Text passage:
((

JPEG is an image format that relies on compression techniques to make digital files smaller. In these days of 10+ megapixel cameras, this compression can save significant amounts of space on internal and removable memory – however even at very low levels of compression, vital picture information can be lost in a JPEG that would be kept in RAW format.

The RAW format of a camera is often proprietary – that is it can vary from camera to camera – so it’s not necessarily as easy for consumer computer software to work with. On top of this, files are completely uncompressed – i.e. they’re raw – containing all the image information captured by the camera at the time the shot was taken.

Another advantage for more professional shots is that when a camera saves in RAW format no processing is applied to the image. That’s not usually true with JPEG – not only are they compressed but the camera settings at the time are applied to the stored image. This makes post-processing more difficult – with a RAW image there’s much more flexibility in post-processing effects, including changing exposure settings, white balance, linearity, matrix processing, colour space and saturation – to name but a few.

))

Things to do:
**A)** Using the passage on JPEG and RAW formats, answer these questions:
(i) What does JPEG rely on to make digital files smaller?
(ii) Why can the RAW format vary from camera to camera?
(iii) Besides compression, what is applied to a stored JPEG image?
**B)** Transcribe from the passage on JPEG and RAW formats the part that opens with the words containing "JPEG is an image" and closes with "in RAW format.".
**C)** Pick up the passage on JPEG and RAW formats where it stops and carry it forward.
The lines that follow have no connection to the passage on JPEG and RAW formats.

Available data:
((

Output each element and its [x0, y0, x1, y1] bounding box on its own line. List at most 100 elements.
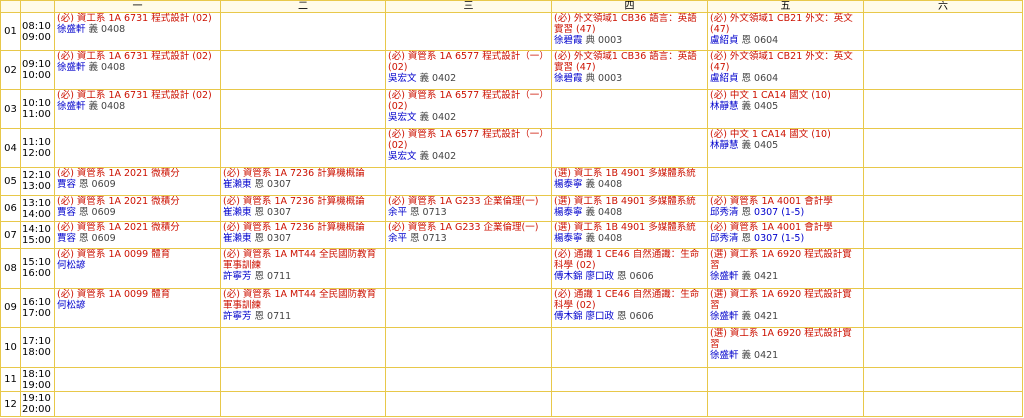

))

Task-by-task outputs:
**A)**
(i) Compression techniques.
(ii) Because it is often proprietary.
(iii) The camera settings at the time the shot was taken.

**B)**
JPEG is an image format that relies on compression techniques to make digital files smaller. In these days of 10+ megapixel cameras, this compression can save significant amounts of space on internal and removable memory – however even at very low levels of compression, vital picture information can be lost in a JPEG that would be kept in RAW format.

**C)**
Of course, SanDisk could gain from this move by selling more storage cards – RAW photos take up significantly more space. It’s probably not something that’s going to bother hobbyist photographers – indeed many lower-end cameras automatically store photos as JPEG and can’t be overriden. It’s worth bearing in mind if you want the best quality images your camera can offer, and want to do more intricate image processing on your PC after you’ve taken the shots.

The main product news to come out of this interesting little diversion into camera formats: all SanDisk Extreme III CompactFlash cards will come with a full free edition of Phase One’s Capture One LE RAW Workflow software, so there’s no excuse that you don’t have the software to handle your camera’s RAW output.